→ **TASK DESCRIPTION**:
Copy every one of the rows below line for line, keeping every character as it appears, and leave the pictures out of your copy.

******************************

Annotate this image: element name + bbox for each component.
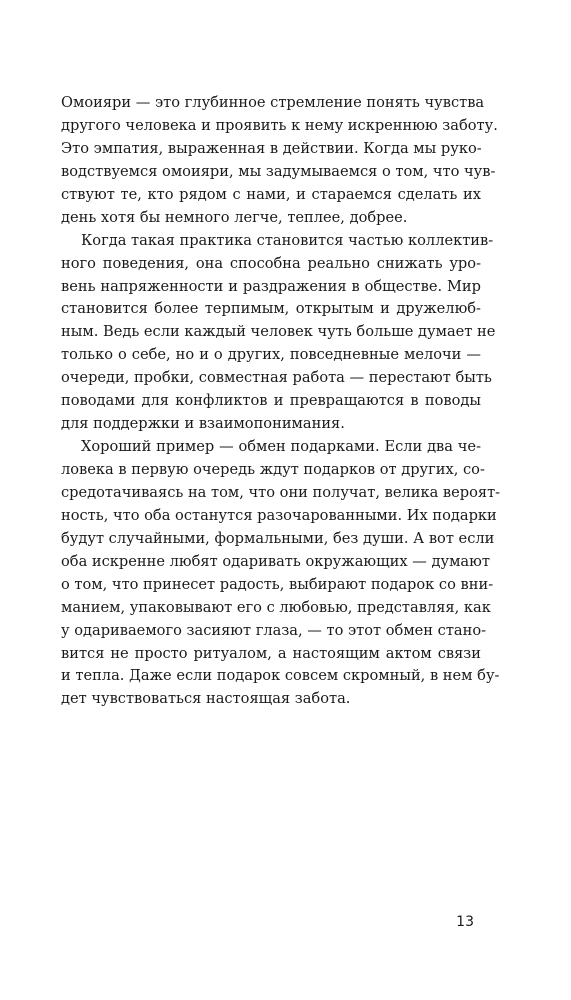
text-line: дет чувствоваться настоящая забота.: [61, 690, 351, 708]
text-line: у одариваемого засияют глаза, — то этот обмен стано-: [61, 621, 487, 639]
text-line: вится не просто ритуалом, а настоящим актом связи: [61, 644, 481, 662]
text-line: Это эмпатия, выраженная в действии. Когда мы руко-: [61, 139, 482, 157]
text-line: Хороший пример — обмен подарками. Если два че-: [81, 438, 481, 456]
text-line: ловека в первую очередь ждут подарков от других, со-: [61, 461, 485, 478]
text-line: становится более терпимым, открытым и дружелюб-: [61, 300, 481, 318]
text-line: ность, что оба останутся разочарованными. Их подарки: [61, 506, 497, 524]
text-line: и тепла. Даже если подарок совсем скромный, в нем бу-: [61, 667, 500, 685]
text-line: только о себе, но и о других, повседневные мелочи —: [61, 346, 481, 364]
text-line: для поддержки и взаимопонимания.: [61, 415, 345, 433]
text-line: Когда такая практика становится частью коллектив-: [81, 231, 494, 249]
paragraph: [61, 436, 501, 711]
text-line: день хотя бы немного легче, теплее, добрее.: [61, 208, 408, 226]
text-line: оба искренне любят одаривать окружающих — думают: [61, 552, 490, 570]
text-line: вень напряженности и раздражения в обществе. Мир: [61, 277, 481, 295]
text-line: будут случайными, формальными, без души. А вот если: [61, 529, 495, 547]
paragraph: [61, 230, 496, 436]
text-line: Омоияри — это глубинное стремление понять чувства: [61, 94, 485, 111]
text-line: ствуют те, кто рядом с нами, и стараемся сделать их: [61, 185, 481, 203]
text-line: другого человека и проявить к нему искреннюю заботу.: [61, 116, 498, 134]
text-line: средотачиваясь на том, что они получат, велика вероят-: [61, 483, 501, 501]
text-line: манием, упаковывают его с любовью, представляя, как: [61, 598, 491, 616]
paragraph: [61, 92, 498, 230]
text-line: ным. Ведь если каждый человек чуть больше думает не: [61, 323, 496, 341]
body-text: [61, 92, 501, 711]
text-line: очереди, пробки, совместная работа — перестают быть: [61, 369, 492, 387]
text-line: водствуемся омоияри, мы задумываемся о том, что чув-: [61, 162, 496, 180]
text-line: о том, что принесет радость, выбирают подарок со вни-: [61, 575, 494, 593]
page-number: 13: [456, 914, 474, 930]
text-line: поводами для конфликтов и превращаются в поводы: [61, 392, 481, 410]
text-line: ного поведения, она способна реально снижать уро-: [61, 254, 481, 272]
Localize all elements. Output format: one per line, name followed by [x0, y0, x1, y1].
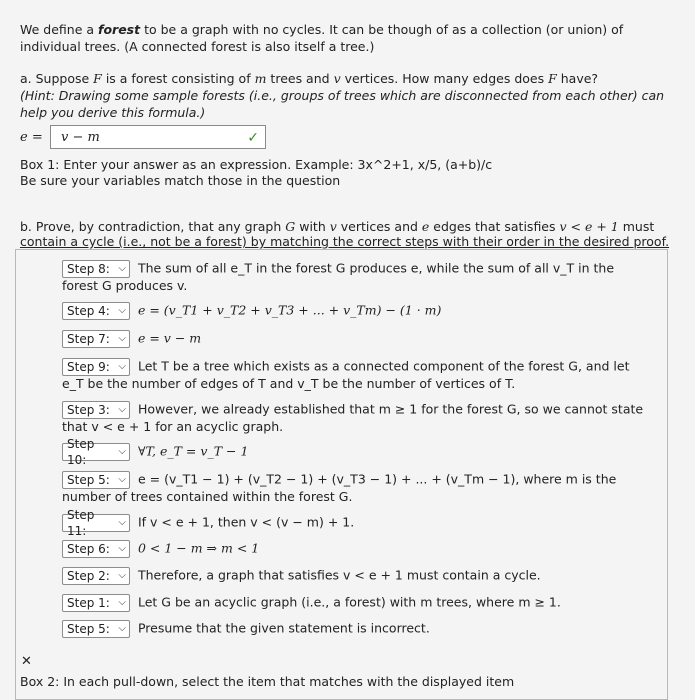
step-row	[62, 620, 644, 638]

******************************

→ **EXERCISE ANSWER**:
Annotate this image: element name + bbox for each component.
text-line: дет чувствоваться настоящая забота.: [61, 690, 351, 708]
text-line: у одариваемого засияют глаза, — то этот обмен стано-: [61, 621, 487, 639]
text-line: вится не просто ритуалом, а настоящим актом связи: [61, 644, 481, 662]
text-line: Это эмпатия, выраженная в действии. Когда мы руко-: [61, 139, 482, 157]
text-line: Хороший пример — обмен подарками. Если два че-: [81, 438, 481, 456]
text-line: ловека в первую очередь ждут подарков от других, со-: [61, 461, 485, 478]
text-line: становится более терпимым, открытым и дружелюб-: [61, 300, 481, 318]
text-line: ность, что оба останутся разочарованными. Их подарки: [61, 506, 497, 524]
text-line: и тепла. Даже если подарок совсем скромный, в нем бу-: [61, 667, 500, 685]
text-line: только о себе, но и о других, повседневные мелочи —: [61, 346, 481, 364]
text-line: для поддержки и взаимопонимания.: [61, 415, 345, 433]
text-line: Когда такая практика становится частью коллектив-: [81, 231, 494, 249]
paragraph: [61, 436, 501, 711]
text-line: день хотя бы немного легче, теплее, добрее.: [61, 208, 408, 226]
text-line: оба искренне любят одаривать окружающих — думают: [61, 552, 490, 570]
text-line: вень напряженности и раздражения в обществе. Мир: [61, 277, 481, 295]
text-line: будут случайными, формальными, без души. А вот если: [61, 529, 495, 547]
paragraph: [61, 230, 496, 436]
text-line: Омоияри — это глубинное стремление понять чувства: [61, 94, 485, 111]
text-line: ствуют те, кто рядом с нами, и стараемся сделать их: [61, 185, 481, 203]
text-line: другого человека и проявить к нему искреннюю заботу.: [61, 116, 498, 134]
text-line: средотачиваясь на том, что они получат, велика вероят-: [61, 483, 501, 501]
text-line: манием, упаковывают его с любовью, представляя, как: [61, 598, 491, 616]
paragraph: [61, 92, 498, 230]
text-line: ным. Ведь если каждый человек чуть больше думает не: [61, 323, 496, 341]
body-text: [61, 92, 501, 711]
text-line: очереди, пробки, совместная работа — перестают быть: [61, 369, 492, 387]
text-line: водствуемся омоияри, мы задумываемся о том, что чув-: [61, 162, 496, 180]
text-line: о том, что принесет радость, выбирают подарок со вни-: [61, 575, 494, 593]
page-number: 13: [456, 914, 474, 930]
text-line: поводами для конфликтов и превращаются в поводы: [61, 392, 481, 410]
text-line: ного поведения, она способна реально снижать уро-: [61, 254, 481, 272]
Localize all elements. Output format: one per line, name followed by [x0, y0, x1, y1].
step-row	[62, 620, 644, 638]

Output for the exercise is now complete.